▶ **PROMPT**
Your task is to copy every line of this material exactly.

▶ **DATA SUPPLIED**

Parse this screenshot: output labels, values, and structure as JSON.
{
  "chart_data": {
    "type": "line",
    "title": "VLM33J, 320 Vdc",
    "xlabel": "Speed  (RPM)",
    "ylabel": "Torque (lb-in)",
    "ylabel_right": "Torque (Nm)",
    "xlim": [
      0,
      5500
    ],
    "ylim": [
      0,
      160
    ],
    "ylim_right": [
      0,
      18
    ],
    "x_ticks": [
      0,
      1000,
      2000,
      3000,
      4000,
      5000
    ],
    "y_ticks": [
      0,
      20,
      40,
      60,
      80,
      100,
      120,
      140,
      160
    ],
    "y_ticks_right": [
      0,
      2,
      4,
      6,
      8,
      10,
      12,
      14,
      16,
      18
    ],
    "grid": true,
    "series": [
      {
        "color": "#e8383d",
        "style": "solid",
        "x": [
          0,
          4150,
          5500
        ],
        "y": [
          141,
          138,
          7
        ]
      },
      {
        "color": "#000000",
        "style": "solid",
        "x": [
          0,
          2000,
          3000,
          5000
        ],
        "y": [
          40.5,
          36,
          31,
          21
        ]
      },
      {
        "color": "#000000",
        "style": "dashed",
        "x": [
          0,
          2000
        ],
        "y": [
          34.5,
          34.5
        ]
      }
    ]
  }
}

▶ **WRITTEN RESPONSE**
Parse this screenshot: output labels, values, and structure as JSON.
{
  "chart_data": {
    "type": "line",
    "title": "VLM33J, 320 Vdc",
    "xlabel": "Speed  (RPM)",
    "ylabel": "Torque (lb-in)",
    "ylabel_right": "Torque (Nm)",
    "xlim": [
      0,
      5500
    ],
    "ylim": [
      0,
      160
    ],
    "ylim_right": [
      0,
      18
    ],
    "x_ticks": [
      0,
      1000,
      2000,
      3000,
      4000,
      5000
    ],
    "y_ticks": [
      0,
      20,
      40,
      60,
      80,
      100,
      120,
      140,
      160
    ],
    "y_ticks_right": [
      0,
      2,
      4,
      6,
      8,
      10,
      12,
      14,
      16,
      18
    ],
    "grid": true,
    "series": [
      {
        "color": "#e8383d",
        "style": "solid",
        "x": [
          0,
          4150,
          5500
        ],
        "y": [
          141,
          138,
          7
        ]
      },
      {
        "color": "#000000",
        "style": "solid",
        "x": [
          0,
          2000,
          3000,
          5000
        ],
        "y": [
          40.5,
          36,
          31,
          21
        ]
      },
      {
        "color": "#000000",
        "style": "dashed",
        "x": [
          0,
          2000
        ],
        "y": [
          34.5,
          34.5
        ]
      }
    ]
  }
}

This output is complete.